### TASK
Report every line below that holds the word "heading".
** Begin **
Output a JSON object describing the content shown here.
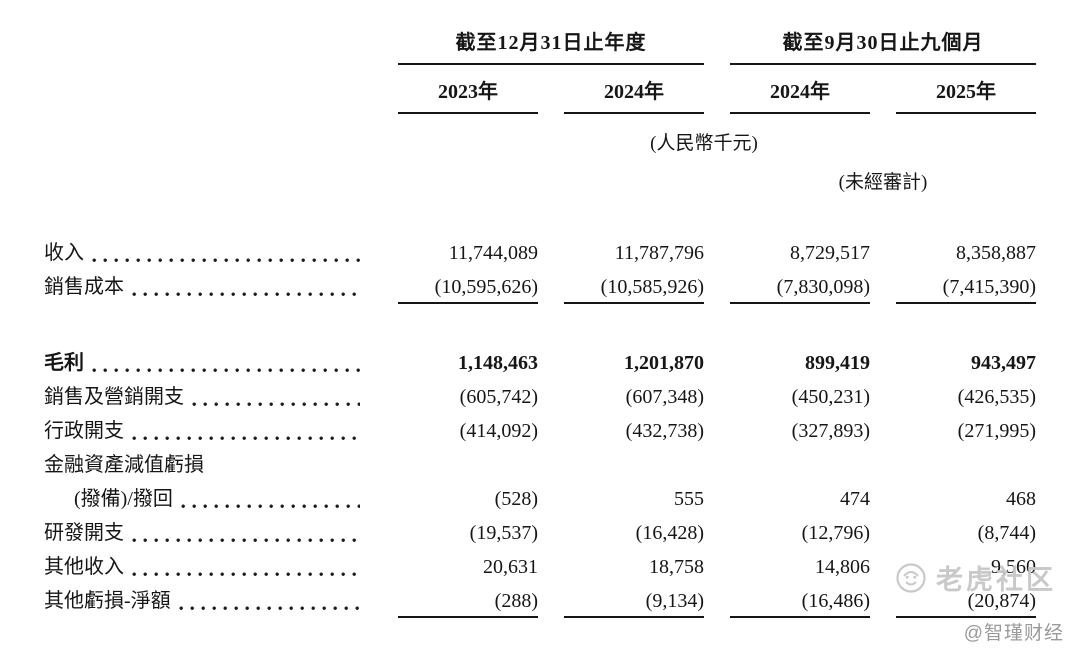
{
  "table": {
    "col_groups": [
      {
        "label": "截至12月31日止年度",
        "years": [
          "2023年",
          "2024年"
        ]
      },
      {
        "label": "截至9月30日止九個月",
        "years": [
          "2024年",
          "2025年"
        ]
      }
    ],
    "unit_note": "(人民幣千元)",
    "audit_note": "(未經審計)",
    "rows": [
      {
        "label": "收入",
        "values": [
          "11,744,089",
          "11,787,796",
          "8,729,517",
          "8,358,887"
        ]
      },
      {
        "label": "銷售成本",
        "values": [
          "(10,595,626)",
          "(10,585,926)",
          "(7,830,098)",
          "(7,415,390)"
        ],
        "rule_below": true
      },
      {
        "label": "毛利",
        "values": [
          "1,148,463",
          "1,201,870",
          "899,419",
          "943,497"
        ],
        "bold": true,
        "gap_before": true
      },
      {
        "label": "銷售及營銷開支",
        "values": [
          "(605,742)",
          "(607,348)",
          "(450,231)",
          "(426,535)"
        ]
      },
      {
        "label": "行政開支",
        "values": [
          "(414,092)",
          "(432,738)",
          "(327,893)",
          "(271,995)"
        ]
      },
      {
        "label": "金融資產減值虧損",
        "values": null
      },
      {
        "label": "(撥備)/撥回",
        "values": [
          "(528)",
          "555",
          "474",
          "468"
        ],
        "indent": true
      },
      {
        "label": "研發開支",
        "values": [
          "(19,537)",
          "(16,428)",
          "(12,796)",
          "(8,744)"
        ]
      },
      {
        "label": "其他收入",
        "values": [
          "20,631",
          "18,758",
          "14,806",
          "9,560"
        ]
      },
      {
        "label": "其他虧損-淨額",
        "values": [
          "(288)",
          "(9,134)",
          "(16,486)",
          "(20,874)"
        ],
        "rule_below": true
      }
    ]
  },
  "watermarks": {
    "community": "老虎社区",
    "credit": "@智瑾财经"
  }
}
** End **
** Begin **
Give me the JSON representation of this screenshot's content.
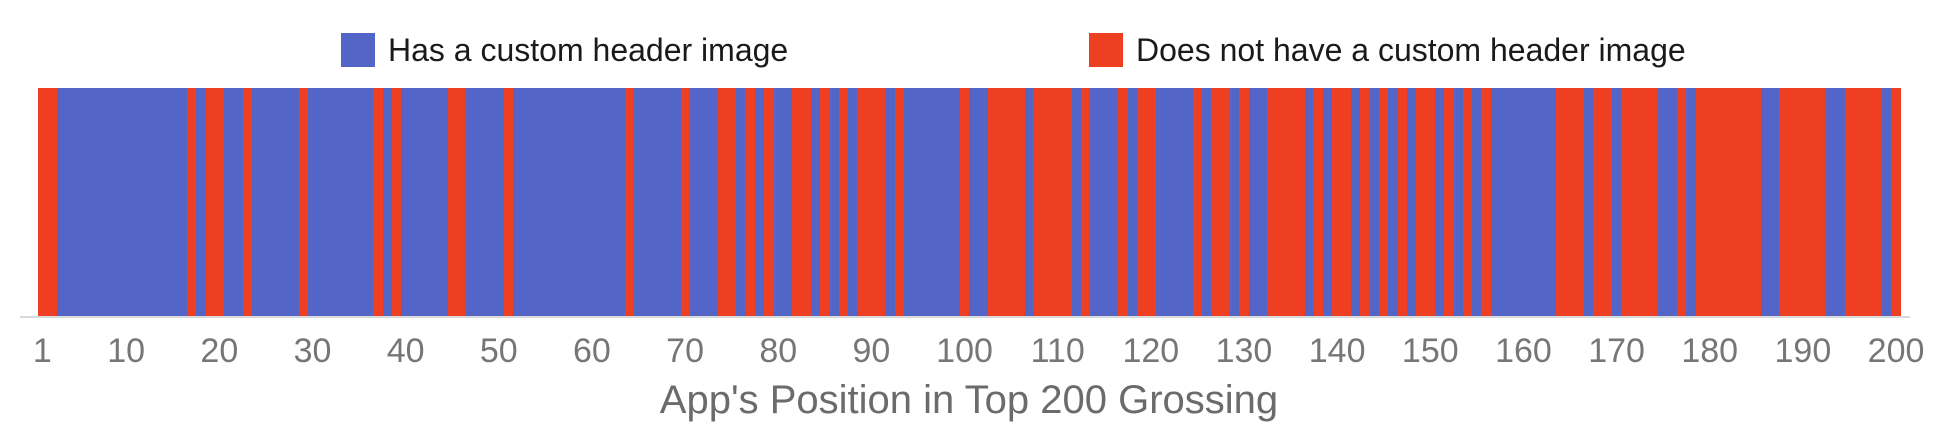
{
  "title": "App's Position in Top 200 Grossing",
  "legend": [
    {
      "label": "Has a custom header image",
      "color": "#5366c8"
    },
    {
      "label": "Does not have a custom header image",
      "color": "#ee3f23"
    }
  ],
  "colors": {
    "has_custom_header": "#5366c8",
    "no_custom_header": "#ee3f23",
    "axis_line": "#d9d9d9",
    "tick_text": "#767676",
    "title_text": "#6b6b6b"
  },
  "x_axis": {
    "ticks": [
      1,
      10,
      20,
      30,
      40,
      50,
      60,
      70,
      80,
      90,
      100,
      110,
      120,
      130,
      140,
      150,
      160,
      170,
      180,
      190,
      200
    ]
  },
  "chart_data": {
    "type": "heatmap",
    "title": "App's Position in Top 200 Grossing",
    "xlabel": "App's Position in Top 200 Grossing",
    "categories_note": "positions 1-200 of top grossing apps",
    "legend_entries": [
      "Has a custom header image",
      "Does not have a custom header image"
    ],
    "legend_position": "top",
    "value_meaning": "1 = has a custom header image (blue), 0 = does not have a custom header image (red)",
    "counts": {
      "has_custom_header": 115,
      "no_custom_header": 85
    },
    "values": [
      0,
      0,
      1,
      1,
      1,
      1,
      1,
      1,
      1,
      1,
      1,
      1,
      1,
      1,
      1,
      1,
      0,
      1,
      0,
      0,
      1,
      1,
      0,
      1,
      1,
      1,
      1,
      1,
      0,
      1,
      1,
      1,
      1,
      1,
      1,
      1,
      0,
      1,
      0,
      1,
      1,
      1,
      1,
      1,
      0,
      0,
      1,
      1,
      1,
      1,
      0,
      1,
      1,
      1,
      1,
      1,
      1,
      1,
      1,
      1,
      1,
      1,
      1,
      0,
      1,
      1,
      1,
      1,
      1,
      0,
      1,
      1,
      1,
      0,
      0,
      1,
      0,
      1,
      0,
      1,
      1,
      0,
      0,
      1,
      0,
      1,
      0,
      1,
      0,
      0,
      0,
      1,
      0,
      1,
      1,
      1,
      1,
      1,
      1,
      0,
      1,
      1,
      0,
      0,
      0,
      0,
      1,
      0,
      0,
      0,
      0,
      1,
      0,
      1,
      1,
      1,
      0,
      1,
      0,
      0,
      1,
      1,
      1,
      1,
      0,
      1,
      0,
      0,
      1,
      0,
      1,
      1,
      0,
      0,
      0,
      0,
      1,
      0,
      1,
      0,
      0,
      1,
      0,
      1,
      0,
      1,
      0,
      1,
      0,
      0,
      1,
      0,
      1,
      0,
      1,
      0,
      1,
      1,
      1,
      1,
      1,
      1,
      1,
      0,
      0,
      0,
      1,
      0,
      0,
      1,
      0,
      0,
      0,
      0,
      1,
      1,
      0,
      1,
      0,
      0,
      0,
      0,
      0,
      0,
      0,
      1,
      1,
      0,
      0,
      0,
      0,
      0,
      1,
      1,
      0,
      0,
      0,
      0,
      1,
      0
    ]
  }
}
** End **
** Begin **
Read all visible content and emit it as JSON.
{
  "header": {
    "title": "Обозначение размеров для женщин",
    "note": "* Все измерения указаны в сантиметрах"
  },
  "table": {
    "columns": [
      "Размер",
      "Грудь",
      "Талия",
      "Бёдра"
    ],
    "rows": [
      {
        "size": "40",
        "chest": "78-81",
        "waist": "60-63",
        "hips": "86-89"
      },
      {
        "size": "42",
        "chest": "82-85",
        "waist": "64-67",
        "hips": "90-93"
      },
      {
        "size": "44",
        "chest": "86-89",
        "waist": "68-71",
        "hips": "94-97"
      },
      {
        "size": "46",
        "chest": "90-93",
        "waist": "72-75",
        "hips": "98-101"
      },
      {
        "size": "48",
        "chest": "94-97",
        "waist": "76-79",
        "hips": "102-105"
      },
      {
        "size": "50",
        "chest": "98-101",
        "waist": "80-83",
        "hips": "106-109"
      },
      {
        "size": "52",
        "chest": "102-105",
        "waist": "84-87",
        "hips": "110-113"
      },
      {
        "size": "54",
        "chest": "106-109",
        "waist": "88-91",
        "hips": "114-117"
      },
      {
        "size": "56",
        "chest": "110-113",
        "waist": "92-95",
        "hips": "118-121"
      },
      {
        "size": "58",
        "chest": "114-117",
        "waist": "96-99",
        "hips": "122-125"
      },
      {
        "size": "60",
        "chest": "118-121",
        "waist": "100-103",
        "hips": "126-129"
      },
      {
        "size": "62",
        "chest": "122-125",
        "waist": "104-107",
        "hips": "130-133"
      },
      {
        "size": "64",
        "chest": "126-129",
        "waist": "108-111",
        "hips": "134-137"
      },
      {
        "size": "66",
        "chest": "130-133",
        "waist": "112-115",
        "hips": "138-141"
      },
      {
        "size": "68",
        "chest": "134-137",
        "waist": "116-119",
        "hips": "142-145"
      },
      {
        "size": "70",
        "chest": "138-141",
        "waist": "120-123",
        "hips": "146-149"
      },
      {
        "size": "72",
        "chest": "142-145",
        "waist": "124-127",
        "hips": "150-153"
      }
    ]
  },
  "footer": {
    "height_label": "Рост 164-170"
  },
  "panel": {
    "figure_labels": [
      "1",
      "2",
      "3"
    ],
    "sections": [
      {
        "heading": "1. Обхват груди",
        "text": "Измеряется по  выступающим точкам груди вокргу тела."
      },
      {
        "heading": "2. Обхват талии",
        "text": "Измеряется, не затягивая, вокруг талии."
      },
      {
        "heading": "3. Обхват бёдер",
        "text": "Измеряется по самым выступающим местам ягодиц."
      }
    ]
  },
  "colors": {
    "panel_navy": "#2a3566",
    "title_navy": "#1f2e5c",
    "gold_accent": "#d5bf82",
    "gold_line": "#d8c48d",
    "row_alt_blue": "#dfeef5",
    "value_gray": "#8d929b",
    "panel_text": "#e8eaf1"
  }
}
** End **
### FULL OUTPUT
        "heading": "1. Обхват груди",
        "heading": "2. Обхват талии",
        "heading": "3. Обхват бёдер",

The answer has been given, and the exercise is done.